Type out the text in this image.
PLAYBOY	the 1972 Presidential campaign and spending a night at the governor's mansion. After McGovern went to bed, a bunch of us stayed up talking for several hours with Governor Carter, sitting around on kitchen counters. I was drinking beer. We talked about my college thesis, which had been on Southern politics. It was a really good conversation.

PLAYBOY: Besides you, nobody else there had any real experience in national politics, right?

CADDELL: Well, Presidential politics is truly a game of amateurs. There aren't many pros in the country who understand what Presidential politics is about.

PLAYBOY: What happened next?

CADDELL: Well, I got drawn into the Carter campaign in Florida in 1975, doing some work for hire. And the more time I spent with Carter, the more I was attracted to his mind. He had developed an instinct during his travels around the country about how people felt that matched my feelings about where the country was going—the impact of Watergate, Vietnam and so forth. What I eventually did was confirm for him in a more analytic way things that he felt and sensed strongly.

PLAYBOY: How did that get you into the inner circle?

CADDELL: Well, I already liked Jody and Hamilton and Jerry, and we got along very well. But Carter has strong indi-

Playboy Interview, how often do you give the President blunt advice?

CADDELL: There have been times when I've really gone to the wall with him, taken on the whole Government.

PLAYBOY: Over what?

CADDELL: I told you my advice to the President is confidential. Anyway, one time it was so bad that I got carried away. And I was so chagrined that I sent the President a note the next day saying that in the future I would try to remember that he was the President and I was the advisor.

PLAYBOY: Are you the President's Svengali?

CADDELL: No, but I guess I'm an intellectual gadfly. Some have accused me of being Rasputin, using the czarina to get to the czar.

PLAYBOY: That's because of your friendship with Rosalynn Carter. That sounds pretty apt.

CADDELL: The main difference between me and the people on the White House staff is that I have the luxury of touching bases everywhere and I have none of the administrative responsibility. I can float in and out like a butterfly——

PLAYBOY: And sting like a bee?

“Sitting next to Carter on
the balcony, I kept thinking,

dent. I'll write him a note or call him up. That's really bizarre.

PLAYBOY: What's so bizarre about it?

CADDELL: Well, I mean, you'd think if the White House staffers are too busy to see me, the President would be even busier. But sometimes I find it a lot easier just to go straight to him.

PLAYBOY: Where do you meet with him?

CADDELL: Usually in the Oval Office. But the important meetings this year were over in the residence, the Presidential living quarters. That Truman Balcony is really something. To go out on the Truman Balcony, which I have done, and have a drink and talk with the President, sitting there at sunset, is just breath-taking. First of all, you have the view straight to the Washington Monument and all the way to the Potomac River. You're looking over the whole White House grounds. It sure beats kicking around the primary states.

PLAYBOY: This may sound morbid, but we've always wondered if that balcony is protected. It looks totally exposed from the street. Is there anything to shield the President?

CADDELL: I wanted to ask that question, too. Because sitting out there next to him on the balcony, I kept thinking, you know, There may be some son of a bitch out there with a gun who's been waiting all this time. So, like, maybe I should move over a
----------
## What is asked:
Extract the entries above verbatim.

## Response:
Type out the text in this image.
PLAYBOY	the 1972 Presidential campaign and spending a night at the governor's mansion. After McGovern went to bed, a bunch of us stayed up talking for several hours with Governor Carter, sitting around on kitchen counters. I was drinking beer. We talked about my college thesis, which had been on Southern politics. It was a really good conversation.

PLAYBOY: Besides you, nobody else there had any real experience in national politics, right?

CADDELL: Well, Presidential politics is truly a game of amateurs. There aren't many pros in the country who understand what Presidential politics is about.

PLAYBOY: What happened next?

CADDELL: Well, I got drawn into the Carter campaign in Florida in 1975, doing some work for hire. And the more time I spent with Carter, the more I was attracted to his mind. He had developed an instinct during his travels around the country about how people felt that matched my feelings about where the country was going—the impact of Watergate, Vietnam and so forth. What I eventually did was confirm for him in a more analytic way things that he felt and sensed strongly.

PLAYBOY: How did that get you into the inner circle?

CADDELL: Well, I already liked Jody and Hamilton and Jerry, and we got along very well. But Carter has strong indi-

Playboy Interview, how often do you give the President blunt advice?

CADDELL: There have been times when I've really gone to the wall with him, taken on the whole Government.

PLAYBOY: Over what?

CADDELL: I told you my advice to the President is confidential. Anyway, one time it was so bad that I got carried away. And I was so chagrined that I sent the President a note the next day saying that in the future I would try to remember that he was the President and I was the advisor.

PLAYBOY: Are you the President's Svengali?

CADDELL: No, but I guess I'm an intellectual gadfly. Some have accused me of being Rasputin, using the czarina to get to the czar.

PLAYBOY: That's because of your friendship with Rosalynn Carter. That sounds pretty apt.

CADDELL: The main difference between me and the people on the White House staff is that I have the luxury of touching bases everywhere and I have none of the administrative responsibility. I can float in and out like a butterfly——

PLAYBOY: And sting like a bee?

“Sitting next to Carter on
the balcony, I kept thinking,

dent. I'll write him a note or call him up. That's really bizarre.

PLAYBOY: What's so bizarre about it?

CADDELL: Well, I mean, you'd think if the White House staffers are too busy to see me, the President would be even busier. But sometimes I find it a lot easier just to go straight to him.

PLAYBOY: Where do you meet with him?

CADDELL: Usually in the Oval Office. But the important meetings this year were over in the residence, the Presidential living quarters. That Truman Balcony is really something. To go out on the Truman Balcony, which I have done, and have a drink and talk with the President, sitting there at sunset, is just breath-taking. First of all, you have the view straight to the Washington Monument and all the way to the Potomac River. You're looking over the whole White House grounds. It sure beats kicking around the primary states.

PLAYBOY: This may sound morbid, but we've always wondered if that balcony is protected. It looks totally exposed from the street. Is there anything to shield the President?

CADDELL: I wanted to ask that question, too. Because sitting out there next to him on the balcony, I kept thinking, you know, There may be some son of a bitch out there with a gun who's been waiting all this time. So, like, maybe I should move over a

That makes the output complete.